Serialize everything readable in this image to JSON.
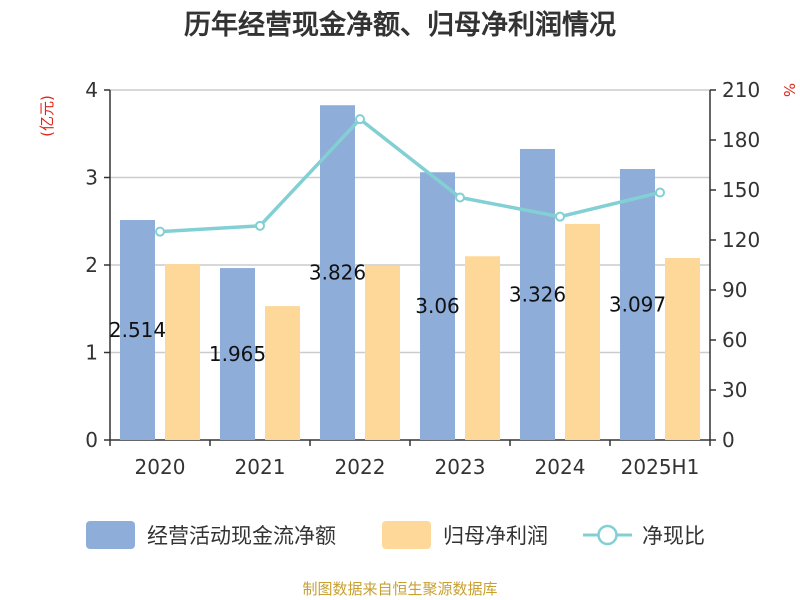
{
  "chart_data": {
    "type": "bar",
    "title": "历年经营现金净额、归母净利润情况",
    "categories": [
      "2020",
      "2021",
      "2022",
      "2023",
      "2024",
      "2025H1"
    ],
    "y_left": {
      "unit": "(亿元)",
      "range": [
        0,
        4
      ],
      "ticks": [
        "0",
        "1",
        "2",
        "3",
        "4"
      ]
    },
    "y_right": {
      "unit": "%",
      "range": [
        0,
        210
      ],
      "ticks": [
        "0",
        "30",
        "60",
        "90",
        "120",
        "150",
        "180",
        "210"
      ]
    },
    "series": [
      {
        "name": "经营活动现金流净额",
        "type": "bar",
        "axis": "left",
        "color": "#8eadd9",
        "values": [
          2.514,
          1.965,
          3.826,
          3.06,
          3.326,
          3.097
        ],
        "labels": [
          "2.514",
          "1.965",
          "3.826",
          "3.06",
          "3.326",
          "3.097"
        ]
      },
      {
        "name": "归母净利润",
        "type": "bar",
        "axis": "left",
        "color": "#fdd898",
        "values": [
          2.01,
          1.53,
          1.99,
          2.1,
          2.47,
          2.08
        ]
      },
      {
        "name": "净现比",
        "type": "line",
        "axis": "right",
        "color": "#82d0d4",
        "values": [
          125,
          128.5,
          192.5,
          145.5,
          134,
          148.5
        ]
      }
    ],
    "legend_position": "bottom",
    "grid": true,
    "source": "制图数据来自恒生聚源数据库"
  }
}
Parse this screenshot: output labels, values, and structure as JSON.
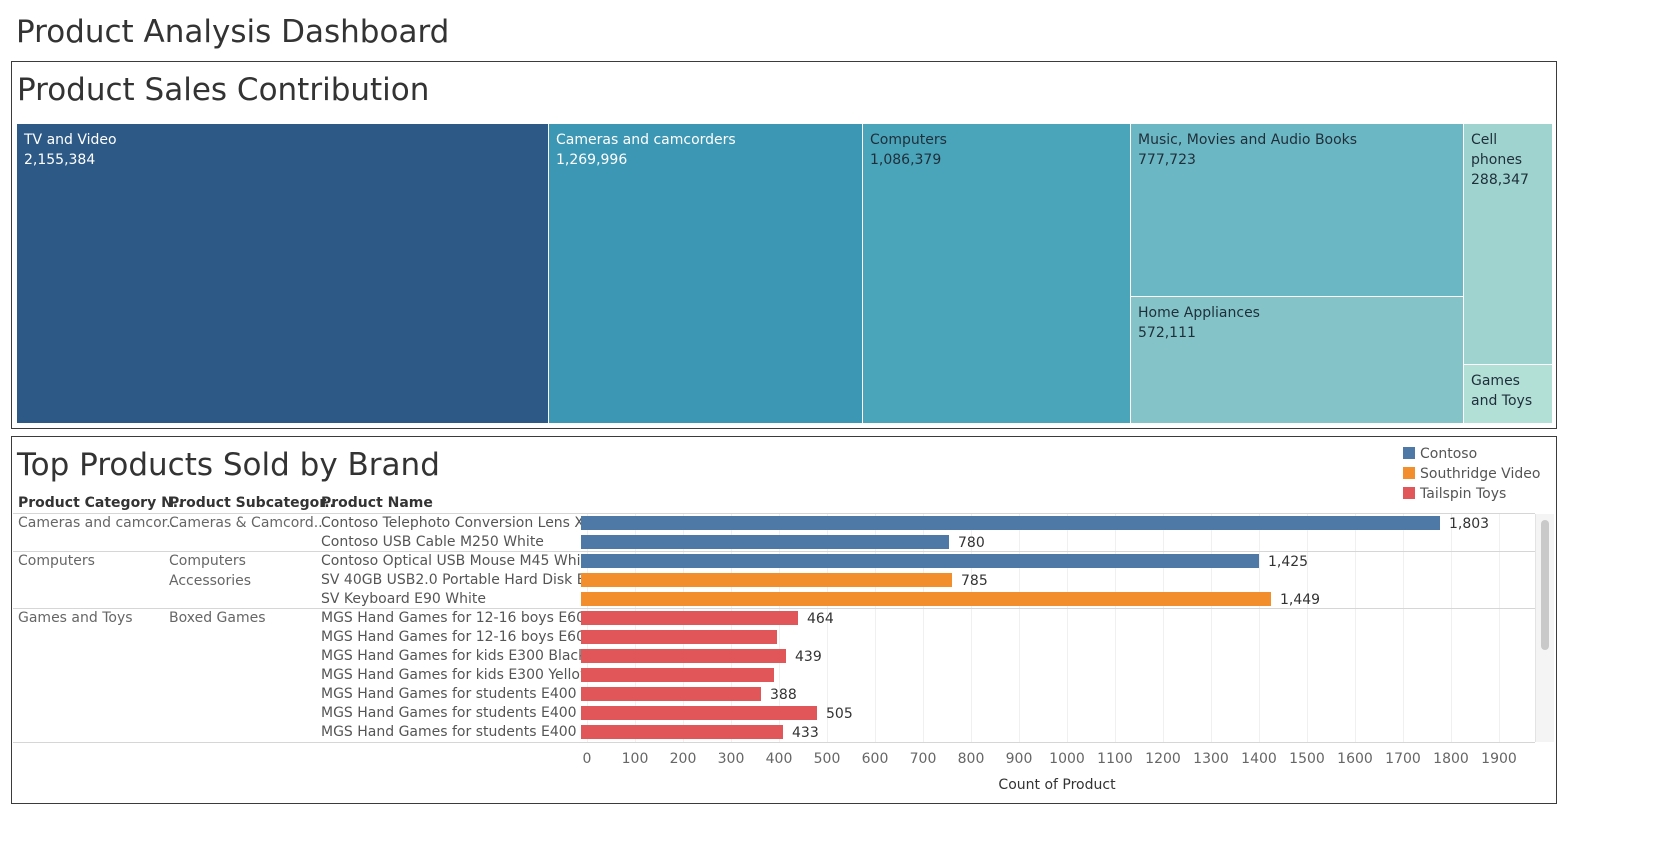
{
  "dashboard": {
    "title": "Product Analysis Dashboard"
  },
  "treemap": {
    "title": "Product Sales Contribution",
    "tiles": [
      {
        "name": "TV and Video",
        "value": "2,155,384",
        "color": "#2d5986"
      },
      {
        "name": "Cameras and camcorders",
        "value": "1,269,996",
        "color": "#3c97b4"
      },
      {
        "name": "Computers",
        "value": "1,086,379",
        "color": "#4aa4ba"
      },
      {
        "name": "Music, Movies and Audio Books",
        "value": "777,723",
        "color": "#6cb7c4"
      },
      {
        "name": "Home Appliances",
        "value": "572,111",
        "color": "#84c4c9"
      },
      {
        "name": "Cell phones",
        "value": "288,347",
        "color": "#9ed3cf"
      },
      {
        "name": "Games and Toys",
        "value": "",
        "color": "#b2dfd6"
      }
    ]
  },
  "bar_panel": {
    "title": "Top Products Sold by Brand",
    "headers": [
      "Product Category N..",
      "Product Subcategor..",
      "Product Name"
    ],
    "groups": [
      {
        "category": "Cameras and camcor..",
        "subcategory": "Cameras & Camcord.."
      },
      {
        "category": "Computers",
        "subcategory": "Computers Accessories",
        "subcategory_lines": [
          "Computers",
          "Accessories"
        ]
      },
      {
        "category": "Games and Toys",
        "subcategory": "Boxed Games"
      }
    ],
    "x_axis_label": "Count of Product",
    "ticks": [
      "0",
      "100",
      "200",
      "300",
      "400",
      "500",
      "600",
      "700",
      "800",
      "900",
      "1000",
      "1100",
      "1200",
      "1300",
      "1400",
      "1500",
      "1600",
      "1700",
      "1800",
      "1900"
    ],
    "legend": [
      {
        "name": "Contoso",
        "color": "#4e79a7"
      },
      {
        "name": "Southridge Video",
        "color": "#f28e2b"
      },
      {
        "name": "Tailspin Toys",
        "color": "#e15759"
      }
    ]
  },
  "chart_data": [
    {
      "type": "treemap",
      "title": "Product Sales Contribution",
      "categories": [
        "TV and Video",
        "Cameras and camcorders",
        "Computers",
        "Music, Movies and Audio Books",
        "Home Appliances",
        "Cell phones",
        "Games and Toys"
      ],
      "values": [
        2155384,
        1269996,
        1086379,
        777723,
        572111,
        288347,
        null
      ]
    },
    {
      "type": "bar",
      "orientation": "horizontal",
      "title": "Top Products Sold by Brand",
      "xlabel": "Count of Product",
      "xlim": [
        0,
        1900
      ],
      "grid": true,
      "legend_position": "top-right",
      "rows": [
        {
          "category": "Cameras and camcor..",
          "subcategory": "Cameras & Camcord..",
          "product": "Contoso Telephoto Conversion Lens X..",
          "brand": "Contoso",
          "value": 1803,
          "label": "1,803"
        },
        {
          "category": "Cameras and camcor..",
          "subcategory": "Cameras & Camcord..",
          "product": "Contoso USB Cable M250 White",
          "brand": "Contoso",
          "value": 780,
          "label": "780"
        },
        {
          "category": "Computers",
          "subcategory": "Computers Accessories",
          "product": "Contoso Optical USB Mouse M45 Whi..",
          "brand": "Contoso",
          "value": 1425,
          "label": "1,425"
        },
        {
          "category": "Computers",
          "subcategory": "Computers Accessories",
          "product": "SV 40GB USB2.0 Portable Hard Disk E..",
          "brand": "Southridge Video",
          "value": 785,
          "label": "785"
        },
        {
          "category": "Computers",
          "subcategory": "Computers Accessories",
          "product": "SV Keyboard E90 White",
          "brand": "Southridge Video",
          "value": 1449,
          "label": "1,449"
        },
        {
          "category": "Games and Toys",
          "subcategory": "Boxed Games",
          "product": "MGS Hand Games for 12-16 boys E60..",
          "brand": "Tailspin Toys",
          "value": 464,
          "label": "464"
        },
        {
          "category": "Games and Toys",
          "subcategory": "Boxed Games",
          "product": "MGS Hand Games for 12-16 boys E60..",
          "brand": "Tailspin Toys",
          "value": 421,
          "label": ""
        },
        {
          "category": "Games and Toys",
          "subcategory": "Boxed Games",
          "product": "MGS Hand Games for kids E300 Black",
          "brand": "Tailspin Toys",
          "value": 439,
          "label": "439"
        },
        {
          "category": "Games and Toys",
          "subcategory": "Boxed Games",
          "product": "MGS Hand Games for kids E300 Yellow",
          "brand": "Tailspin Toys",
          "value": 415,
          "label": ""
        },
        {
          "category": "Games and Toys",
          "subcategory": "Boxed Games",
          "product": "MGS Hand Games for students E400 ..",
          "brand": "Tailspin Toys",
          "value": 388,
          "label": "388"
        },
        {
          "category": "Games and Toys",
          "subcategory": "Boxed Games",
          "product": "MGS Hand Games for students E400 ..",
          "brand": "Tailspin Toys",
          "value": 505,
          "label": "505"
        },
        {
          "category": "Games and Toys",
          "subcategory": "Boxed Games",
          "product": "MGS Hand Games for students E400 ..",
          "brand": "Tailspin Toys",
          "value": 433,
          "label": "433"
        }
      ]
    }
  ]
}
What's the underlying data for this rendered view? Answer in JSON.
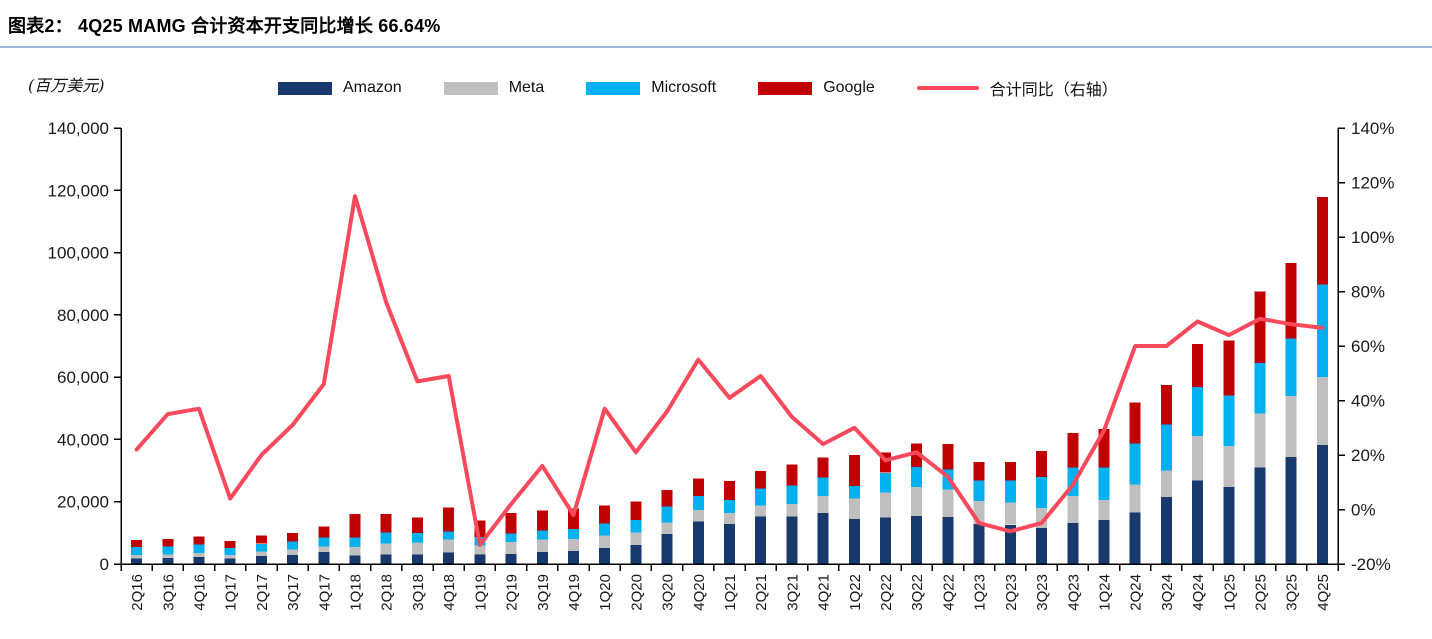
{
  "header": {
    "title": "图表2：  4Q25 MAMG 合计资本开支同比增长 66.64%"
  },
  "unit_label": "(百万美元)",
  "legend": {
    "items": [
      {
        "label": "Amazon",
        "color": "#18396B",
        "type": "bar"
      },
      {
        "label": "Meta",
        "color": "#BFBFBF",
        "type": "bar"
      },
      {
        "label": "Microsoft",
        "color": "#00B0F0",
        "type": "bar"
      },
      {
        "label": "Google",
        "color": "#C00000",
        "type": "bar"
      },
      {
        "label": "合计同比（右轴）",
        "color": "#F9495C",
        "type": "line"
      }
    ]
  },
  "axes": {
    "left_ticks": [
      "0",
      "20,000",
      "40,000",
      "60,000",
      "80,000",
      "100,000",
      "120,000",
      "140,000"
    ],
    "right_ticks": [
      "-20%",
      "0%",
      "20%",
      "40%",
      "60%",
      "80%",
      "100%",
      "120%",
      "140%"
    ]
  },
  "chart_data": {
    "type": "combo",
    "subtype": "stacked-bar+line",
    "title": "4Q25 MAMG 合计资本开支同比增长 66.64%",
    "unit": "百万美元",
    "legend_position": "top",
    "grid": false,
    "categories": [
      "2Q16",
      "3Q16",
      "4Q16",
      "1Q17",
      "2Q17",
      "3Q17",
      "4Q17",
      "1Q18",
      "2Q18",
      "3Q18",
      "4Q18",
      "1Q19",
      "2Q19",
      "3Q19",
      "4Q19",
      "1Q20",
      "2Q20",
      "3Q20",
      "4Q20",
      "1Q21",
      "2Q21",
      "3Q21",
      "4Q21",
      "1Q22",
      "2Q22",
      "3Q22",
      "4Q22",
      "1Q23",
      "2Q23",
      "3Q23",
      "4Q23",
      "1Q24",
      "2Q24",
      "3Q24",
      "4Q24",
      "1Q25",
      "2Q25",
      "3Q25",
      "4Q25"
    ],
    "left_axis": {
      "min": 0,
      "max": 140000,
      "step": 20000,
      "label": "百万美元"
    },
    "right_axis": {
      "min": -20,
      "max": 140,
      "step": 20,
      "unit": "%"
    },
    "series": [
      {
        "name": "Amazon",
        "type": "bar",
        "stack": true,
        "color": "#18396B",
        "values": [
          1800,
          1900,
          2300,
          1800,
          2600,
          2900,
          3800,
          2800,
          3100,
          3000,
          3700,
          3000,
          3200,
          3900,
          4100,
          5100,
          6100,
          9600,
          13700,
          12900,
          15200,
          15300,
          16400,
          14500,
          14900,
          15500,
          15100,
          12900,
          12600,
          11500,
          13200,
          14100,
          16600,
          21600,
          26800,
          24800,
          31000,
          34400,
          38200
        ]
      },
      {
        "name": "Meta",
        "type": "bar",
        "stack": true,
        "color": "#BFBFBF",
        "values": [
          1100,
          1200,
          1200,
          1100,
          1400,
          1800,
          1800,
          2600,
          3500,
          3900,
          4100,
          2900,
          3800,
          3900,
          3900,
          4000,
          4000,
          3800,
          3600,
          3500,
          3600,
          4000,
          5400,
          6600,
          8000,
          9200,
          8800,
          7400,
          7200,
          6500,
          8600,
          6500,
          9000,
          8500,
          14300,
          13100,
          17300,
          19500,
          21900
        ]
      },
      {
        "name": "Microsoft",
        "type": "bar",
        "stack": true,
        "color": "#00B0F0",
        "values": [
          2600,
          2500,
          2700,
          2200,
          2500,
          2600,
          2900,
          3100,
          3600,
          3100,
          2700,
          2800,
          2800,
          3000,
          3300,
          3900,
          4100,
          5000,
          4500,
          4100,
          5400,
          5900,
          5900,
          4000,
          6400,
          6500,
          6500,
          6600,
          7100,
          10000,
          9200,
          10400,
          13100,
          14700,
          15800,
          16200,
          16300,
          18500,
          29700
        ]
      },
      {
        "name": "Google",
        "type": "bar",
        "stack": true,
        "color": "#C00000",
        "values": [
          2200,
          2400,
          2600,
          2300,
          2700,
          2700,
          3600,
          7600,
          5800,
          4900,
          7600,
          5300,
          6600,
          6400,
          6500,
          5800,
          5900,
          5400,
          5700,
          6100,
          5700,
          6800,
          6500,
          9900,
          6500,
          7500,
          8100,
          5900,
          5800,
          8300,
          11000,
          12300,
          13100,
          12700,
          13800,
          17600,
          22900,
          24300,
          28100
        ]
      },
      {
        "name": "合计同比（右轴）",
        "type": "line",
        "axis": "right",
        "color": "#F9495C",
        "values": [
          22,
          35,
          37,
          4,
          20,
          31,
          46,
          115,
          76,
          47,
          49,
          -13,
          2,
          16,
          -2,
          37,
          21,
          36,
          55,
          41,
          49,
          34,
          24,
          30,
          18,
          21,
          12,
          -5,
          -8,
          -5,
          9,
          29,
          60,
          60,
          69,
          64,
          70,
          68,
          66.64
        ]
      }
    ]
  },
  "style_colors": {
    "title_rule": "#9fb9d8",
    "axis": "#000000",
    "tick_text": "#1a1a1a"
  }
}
⁂
### [Task description]
Report every line in the data above in which the word "White" appears.

### [Output]
          "product": "Contoso USB Cable M250 White",
          "product": "SV Keyboard E90 White",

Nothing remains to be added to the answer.